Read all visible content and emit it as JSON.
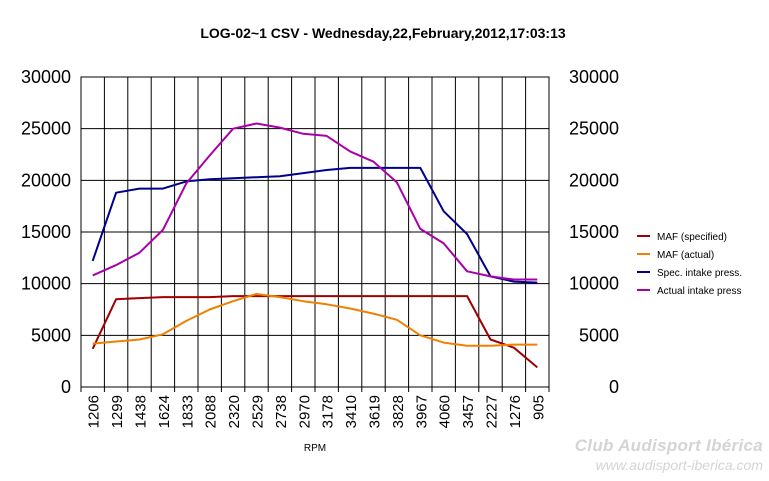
{
  "chart_data": {
    "type": "line",
    "title": "LOG-02~1 CSV - Wednesday,22,February,2012,17:03:13",
    "xlabel": "RPM",
    "ylabel": "",
    "ylim": [
      0,
      30000
    ],
    "yticks": [
      "0",
      "5000",
      "10000",
      "15000",
      "20000",
      "25000",
      "30000"
    ],
    "y2ticks": [
      "0",
      "5000",
      "10000",
      "15000",
      "20000",
      "25000",
      "30000"
    ],
    "categories": [
      "1206",
      "1299",
      "1438",
      "1624",
      "1833",
      "2088",
      "2320",
      "2529",
      "2738",
      "2970",
      "3178",
      "3410",
      "3619",
      "3828",
      "3967",
      "4060",
      "3457",
      "2227",
      "1276",
      "905"
    ],
    "grid": true,
    "legend_position": "right",
    "series": [
      {
        "name": "MAF (specified)",
        "color": "#a00000",
        "values": [
          3700,
          8500,
          8600,
          8700,
          8700,
          8700,
          8800,
          8800,
          8800,
          8800,
          8800,
          8800,
          8800,
          8800,
          8800,
          8800,
          8800,
          4600,
          3800,
          1900
        ]
      },
      {
        "name": "MAF (actual)",
        "color": "#f08000",
        "values": [
          4200,
          4400,
          4600,
          5100,
          6400,
          7500,
          8300,
          9000,
          8700,
          8300,
          8000,
          7600,
          7100,
          6500,
          5000,
          4300,
          4000,
          4000,
          4100,
          4100
        ]
      },
      {
        "name": "Spec. intake press.",
        "color": "#00008b",
        "values": [
          12200,
          18800,
          19200,
          19200,
          19900,
          20100,
          20200,
          20300,
          20400,
          20700,
          21000,
          21200,
          21200,
          21200,
          21200,
          17000,
          14800,
          10700,
          10200,
          10100
        ]
      },
      {
        "name": "Actual intake press",
        "color": "#aa00aa",
        "values": [
          10800,
          11800,
          13000,
          15200,
          19700,
          22400,
          25000,
          25500,
          25100,
          24500,
          24300,
          22800,
          21800,
          19800,
          15300,
          13900,
          11200,
          10700,
          10400,
          10400
        ]
      }
    ]
  },
  "watermark": {
    "line1": "Club Audisport Ibérica",
    "line2": "www.audisport-iberica.com"
  }
}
_ _ _ _ _
# Work required
Copy each line above that contains the string "press".

# Response for this exercise
        "name": "Spec. intake press.",
        "name": "Actual intake press",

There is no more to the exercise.